— EXERCISE DETAILS —
Every line below should be repeated exactly.

Saved entries:
——
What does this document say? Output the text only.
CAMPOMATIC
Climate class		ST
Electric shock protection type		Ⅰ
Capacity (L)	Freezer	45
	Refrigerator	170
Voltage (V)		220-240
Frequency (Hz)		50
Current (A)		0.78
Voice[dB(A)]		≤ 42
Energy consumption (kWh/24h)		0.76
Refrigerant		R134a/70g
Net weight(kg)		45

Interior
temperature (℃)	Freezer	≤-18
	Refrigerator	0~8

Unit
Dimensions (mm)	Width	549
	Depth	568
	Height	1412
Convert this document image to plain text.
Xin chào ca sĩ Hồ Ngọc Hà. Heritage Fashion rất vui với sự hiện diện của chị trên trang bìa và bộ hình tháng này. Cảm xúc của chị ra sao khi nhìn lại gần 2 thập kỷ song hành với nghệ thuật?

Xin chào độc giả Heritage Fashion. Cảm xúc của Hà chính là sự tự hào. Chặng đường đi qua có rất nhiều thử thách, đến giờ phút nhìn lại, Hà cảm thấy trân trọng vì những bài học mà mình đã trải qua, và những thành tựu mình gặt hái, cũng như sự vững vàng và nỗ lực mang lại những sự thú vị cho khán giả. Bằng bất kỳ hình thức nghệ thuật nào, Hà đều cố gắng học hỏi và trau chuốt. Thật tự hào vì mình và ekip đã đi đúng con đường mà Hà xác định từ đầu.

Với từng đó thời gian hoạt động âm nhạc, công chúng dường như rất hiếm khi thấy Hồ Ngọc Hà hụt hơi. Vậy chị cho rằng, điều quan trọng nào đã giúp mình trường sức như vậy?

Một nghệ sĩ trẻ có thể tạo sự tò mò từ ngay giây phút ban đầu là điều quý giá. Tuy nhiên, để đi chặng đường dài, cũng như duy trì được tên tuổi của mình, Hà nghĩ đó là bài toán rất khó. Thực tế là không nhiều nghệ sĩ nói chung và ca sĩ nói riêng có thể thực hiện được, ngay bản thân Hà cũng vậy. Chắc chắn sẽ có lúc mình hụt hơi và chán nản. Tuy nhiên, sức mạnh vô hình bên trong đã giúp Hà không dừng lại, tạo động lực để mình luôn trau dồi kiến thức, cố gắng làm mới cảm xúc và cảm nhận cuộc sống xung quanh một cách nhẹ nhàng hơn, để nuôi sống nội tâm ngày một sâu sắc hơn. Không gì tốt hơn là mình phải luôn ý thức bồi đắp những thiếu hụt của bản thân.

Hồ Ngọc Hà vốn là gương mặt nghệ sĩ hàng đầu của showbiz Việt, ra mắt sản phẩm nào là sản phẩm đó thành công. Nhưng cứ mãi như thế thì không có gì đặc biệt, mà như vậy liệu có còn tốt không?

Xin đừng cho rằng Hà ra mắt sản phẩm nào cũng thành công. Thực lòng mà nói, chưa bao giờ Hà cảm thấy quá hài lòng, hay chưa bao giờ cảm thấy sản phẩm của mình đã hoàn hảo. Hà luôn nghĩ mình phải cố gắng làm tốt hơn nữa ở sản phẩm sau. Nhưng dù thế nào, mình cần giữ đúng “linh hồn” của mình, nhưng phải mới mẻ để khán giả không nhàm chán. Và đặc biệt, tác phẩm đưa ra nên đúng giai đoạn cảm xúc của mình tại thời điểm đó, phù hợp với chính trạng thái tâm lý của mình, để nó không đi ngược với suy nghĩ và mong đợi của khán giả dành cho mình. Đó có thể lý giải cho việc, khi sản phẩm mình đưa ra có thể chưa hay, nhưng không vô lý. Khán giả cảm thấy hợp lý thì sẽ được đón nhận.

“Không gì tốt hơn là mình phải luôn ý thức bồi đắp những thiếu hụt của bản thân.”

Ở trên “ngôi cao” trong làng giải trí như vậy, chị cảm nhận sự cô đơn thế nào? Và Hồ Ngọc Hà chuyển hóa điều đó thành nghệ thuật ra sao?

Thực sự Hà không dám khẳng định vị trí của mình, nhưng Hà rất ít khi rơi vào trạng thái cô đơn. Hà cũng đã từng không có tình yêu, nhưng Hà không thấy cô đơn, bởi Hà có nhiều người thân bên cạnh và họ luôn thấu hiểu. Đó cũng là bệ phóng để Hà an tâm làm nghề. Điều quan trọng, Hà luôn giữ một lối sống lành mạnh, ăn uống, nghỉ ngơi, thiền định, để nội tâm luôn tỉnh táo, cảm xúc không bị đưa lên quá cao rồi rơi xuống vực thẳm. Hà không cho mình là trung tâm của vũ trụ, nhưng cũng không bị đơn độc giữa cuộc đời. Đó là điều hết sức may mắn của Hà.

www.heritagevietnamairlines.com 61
——
— RIGHT ANSWER —
What does this document say? Output the text only.
CAMPOMATIC
Climate class		ST
Electric shock protection type		Ⅰ
Capacity (L)	Freezer	45
	Refrigerator	170
Voltage (V)		220-240
Frequency (Hz)		50
Current (A)		0.78
Voice[dB(A)]		≤ 42
Energy consumption (kWh/24h)		0.76
Refrigerant		R134a/70g
Net weight(kg)		45

Interior
temperature (℃)	Freezer	≤-18
	Refrigerator	0~8

Unit
Dimensions (mm)	Width	549
	Depth	568
	Height	1412
Convert this document image to plain text.
Xin chào ca sĩ Hồ Ngọc Hà. Heritage Fashion rất vui với sự hiện diện của chị trên trang bìa và bộ hình tháng này. Cảm xúc của chị ra sao khi nhìn lại gần 2 thập kỷ song hành với nghệ thuật?

Xin chào độc giả Heritage Fashion. Cảm xúc của Hà chính là sự tự hào. Chặng đường đi qua có rất nhiều thử thách, đến giờ phút nhìn lại, Hà cảm thấy trân trọng vì những bài học mà mình đã trải qua, và những thành tựu mình gặt hái, cũng như sự vững vàng và nỗ lực mang lại những sự thú vị cho khán giả. Bằng bất kỳ hình thức nghệ thuật nào, Hà đều cố gắng học hỏi và trau chuốt. Thật tự hào vì mình và ekip đã đi đúng con đường mà Hà xác định từ đầu.

Với từng đó thời gian hoạt động âm nhạc, công chúng dường như rất hiếm khi thấy Hồ Ngọc Hà hụt hơi. Vậy chị cho rằng, điều quan trọng nào đã giúp mình trường sức như vậy?

Một nghệ sĩ trẻ có thể tạo sự tò mò từ ngay giây phút ban đầu là điều quý giá. Tuy nhiên, để đi chặng đường dài, cũng như duy trì được tên tuổi của mình, Hà nghĩ đó là bài toán rất khó. Thực tế là không nhiều nghệ sĩ nói chung và ca sĩ nói riêng có thể thực hiện được, ngay bản thân Hà cũng vậy. Chắc chắn sẽ có lúc mình hụt hơi và chán nản. Tuy nhiên, sức mạnh vô hình bên trong đã giúp Hà không dừng lại, tạo động lực để mình luôn trau dồi kiến thức, cố gắng làm mới cảm xúc và cảm nhận cuộc sống xung quanh một cách nhẹ nhàng hơn, để nuôi sống nội tâm ngày một sâu sắc hơn. Không gì tốt hơn là mình phải luôn ý thức bồi đắp những thiếu hụt của bản thân.

Hồ Ngọc Hà vốn là gương mặt nghệ sĩ hàng đầu của showbiz Việt, ra mắt sản phẩm nào là sản phẩm đó thành công. Nhưng cứ mãi như thế thì không có gì đặc biệt, mà như vậy liệu có còn tốt không?

Xin đừng cho rằng Hà ra mắt sản phẩm nào cũng thành công. Thực lòng mà nói, chưa bao giờ Hà cảm thấy quá hài lòng, hay chưa bao giờ cảm thấy sản phẩm của mình đã hoàn hảo. Hà luôn nghĩ mình phải cố gắng làm tốt hơn nữa ở sản phẩm sau. Nhưng dù thế nào, mình cần giữ đúng “linh hồn” của mình, nhưng phải mới mẻ để khán giả không nhàm chán. Và đặc biệt, tác phẩm đưa ra nên đúng giai đoạn cảm xúc của mình tại thời điểm đó, phù hợp với chính trạng thái tâm lý của mình, để nó không đi ngược với suy nghĩ và mong đợi của khán giả dành cho mình. Đó có thể lý giải cho việc, khi sản phẩm mình đưa ra có thể chưa hay, nhưng không vô lý. Khán giả cảm thấy hợp lý thì sẽ được đón nhận.

“Không gì tốt hơn là mình phải luôn ý thức bồi đắp những thiếu hụt của bản thân.”

Ở trên “ngôi cao” trong làng giải trí như vậy, chị cảm nhận sự cô đơn thế nào? Và Hồ Ngọc Hà chuyển hóa điều đó thành nghệ thuật ra sao?

Thực sự Hà không dám khẳng định vị trí của mình, nhưng Hà rất ít khi rơi vào trạng thái cô đơn. Hà cũng đã từng không có tình yêu, nhưng Hà không thấy cô đơn, bởi Hà có nhiều người thân bên cạnh và họ luôn thấu hiểu. Đó cũng là bệ phóng để Hà an tâm làm nghề. Điều quan trọng, Hà luôn giữ một lối sống lành mạnh, ăn uống, nghỉ ngơi, thiền định, để nội tâm luôn tỉnh táo, cảm xúc không bị đưa lên quá cao rồi rơi xuống vực thẳm. Hà không cho mình là trung tâm của vũ trụ, nhưng cũng không bị đơn độc giữa cuộc đời. Đó là điều hết sức may mắn của Hà.

www.heritagevietnamairlines.com 61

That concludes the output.